• _Trecho selecionado_

━━━━━━━━━━

Quanto à montagem de caminhões (cujo mercado passa por uma crise ainda mais acirrada que a de automóveis), cabem algumas observações. É claro que as escalas menores de produção de caminhões (e ônibus) podem afetar diferentemente os critérios para introdução dos novos equipamentos automatizados. Mas tais critérios parecem ser bastante diferentes para as três empresas que montam exclusivamente caminhões. Duas destas já adotam o conceito de veículo mundial, mas uma delas não tem sequer um microprocessador em sua fábrica, enquanto a outra já utiliza MFCN há quase dez anos. Já a terceira, apesar de aparentemente não utilizar esse conceito e produzir um modelo básico de caminhões mais defasado em relação aos produzidos pela matriz, também começou (recentemente) a utilizar MFCN na ferramentaria.

Cabe também uma breve observação sobre a montadora de jipes, que é a única subsidiária japonesa operando no país. Curiosamente, em contraste com sua matriz, não há nenhuma atividade automatizada por ME em suas instalações fabris, apesar de possuir uma organização da produção bastante eficiente (utilizam o Kambam intensamente). Argumentam seus representantes que ainda há muito a caminhar para aumentar esta eficiência sem automatizar e que os esforços de exportação para o mercado mundial estão concentrados em sua matriz.

Segundo as montadoras (as quatro de automóveis e uma de caminhões) as principais razões que objetivam a introdução de equipamentos automatizados com base na ME nos diversos setores da produção são:

  1. aumento da flexibilidade na usinagem, manipulação e transporte de materiais, fundição/forjaria, estamparia, montagem e soldagem (ponto a ponto e contínua);

  2. melhor qualidade (e maior controle da qualidade) na usinagem, fundição/forjaria, controles em geral e soldagem (ponto a ponto e contínua);

  3. aumento do controle dos fluxos de produção na manipulação e transporte de materiais, fundição/forjaria e solda a ponto;

  4. melhores condições de trabalho (incluindo segurança) na alimentação de máquinas, manipulação e transporte de materiais, fundição/forjaria e soldagem (ambos os tipos);

  5. aumento no ritmo de produção (produtividade) na usinagem, manipulação e transporte de materiais, estamparia, controles em geral e soldagem (ambos os tipos).

Aqui duas observações relevantes, sob o ponto de vista do trabalho, devem ser feitas. Aparentemente a escassez de qualificações, como motivação para introduzir estas novas tecnologias, só tem alguma importância no caso da solda contínua e dos controles da produção em geral. Talvez mais importante ainda seja o fato de que a economia direta de mão-de-obra parece não desempenhar qualquer papel na decisão de automatizar com ME. Caulliraux·e Valle fizeram uma estimativa primária de que o período de pagamento (pay off period) de robôs na soldagem e na pintura, considerando apenas custos de mão-de-obra direta economizada, na indústria automobilística brasileira, são de aproximadamente dez a 32 anos, respectivamente.4 4 Ver H. Caulliraux e R. Valle, Período de Pagamento de um Robô, UFRJ, 1983, mimeo.

━━━━━━━━━━

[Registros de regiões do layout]

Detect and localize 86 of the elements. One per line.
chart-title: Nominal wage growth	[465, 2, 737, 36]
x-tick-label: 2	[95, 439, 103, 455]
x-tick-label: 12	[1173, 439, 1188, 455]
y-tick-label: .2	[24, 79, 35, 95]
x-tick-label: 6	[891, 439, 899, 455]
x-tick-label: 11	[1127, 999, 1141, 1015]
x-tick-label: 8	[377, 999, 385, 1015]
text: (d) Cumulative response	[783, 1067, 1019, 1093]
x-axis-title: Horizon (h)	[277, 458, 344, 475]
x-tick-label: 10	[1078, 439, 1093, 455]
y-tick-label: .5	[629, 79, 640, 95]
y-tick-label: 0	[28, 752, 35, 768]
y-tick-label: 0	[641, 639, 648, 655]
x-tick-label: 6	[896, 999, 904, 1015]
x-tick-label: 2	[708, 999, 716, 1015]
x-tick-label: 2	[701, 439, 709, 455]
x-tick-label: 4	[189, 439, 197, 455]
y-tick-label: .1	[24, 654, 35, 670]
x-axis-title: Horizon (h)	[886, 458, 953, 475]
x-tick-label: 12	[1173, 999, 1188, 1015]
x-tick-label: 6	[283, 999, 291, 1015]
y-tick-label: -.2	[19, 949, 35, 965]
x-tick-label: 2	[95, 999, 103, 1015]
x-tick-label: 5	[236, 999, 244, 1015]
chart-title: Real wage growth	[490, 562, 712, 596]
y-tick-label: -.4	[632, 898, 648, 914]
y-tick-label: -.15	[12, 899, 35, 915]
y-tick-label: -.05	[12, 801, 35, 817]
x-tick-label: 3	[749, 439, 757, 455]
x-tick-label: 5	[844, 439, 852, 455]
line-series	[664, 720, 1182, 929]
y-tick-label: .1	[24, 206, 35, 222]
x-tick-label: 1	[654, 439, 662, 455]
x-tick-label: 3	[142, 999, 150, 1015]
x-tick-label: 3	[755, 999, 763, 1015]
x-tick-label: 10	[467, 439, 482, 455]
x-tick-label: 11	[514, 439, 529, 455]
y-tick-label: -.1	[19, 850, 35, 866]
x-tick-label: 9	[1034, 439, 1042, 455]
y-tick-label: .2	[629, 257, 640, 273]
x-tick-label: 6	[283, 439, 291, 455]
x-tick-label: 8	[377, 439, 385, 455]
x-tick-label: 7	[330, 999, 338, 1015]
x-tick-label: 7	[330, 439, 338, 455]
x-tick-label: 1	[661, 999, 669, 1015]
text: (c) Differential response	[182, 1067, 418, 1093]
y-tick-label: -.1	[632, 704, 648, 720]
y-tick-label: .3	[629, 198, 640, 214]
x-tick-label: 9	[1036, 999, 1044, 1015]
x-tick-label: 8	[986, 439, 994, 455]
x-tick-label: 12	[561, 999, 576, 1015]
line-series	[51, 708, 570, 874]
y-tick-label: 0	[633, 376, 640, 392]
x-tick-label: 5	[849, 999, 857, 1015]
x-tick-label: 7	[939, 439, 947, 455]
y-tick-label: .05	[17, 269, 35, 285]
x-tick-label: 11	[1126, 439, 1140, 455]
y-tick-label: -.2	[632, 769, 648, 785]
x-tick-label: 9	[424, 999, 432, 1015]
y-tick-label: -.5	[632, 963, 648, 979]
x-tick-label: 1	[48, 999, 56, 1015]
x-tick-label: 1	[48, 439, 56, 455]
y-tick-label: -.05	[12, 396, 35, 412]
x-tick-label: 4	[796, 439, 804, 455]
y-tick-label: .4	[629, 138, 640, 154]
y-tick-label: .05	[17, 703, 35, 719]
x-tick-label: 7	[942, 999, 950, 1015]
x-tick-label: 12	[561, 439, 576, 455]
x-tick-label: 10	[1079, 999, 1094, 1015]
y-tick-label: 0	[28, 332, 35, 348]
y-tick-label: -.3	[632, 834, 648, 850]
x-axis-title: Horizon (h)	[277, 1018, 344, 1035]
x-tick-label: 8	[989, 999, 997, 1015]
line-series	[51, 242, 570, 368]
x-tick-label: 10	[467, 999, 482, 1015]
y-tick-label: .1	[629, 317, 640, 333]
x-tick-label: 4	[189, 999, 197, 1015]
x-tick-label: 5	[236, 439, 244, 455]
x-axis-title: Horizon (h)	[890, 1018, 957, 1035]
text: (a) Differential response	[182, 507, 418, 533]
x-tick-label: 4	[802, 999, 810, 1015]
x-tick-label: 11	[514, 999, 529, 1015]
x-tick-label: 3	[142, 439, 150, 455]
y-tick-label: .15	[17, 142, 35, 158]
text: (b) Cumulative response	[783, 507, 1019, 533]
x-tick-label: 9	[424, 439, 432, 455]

━━━━━━━━━━

• _Problema proposto 1_
Com base no trecho sobre automação na indústria automobilística, responda:
(a) Quantas empresas montam exclusivamente caminhões?
(b) Que método de organização da produção a montadora de jipes utiliza intensamente?
(c) Em que setor uma das montadoras de caminhões começou recentemente a utilizar MFCN?
• _Problema proposto 2_
Indique se cada afirmação concorda com o trecho sobre automação na indústria automobilística, citando as palavras do texto que decidem a questão.
(a) A montadora de jipes é a única subsidiária japonesa que opera no país.
(b) A economia direta de mão-de-obra é um fator decisivo para automatizar com ME.
(c) O mercado de caminhões atravessa uma crise menos acirrada que o de automóveis.
• _Problema proposto 3_
Estenda o texto sobre automação na indústria automobilística a partir do ponto em que ele termina.
Os dados não têm relação alguma com esta atividade.

• _Resposta 1_
(a) Três empresas.
(b) O Kambam.
(c) Na ferramentaria.

• _Resposta 2_
(a) Sim: "que é a única subsidiária japonesa operando no país".
(b) Não: "a economia direta de mão-de-obra parece não desempenhar qualquer papel na decisão de automatizar com ME".
(c) Não: "cujo mercado passa por uma crise ainda mais acirrada que a de automóveis".

• _Resposta 3_
Apesar dos valores altos, estes números não são de se estranhar diante dos baixos níveis salariais vigentes no Brasil, principalmente se comparados com os dos outros países chamados desenvolvidos. De acordo com as informações fornecidas pelas montadoras, o salários médio de um trabalhador na produção, na indústria automobilística brasileira, representa aproximadamente entre 24% e 14% daqueles pagos na Europa, entre 33% e 28% dos pagos no Japão e menos de 15% dos equivalentes nos EUA. É interessante notar que para nenhuma das montadoras no Brasil o custo de mão-de-obra direta representa mais do que 5% do custo total de seus veículos.

Passemos agora a ver como esse processo está ocorrendo no setor de autopeças.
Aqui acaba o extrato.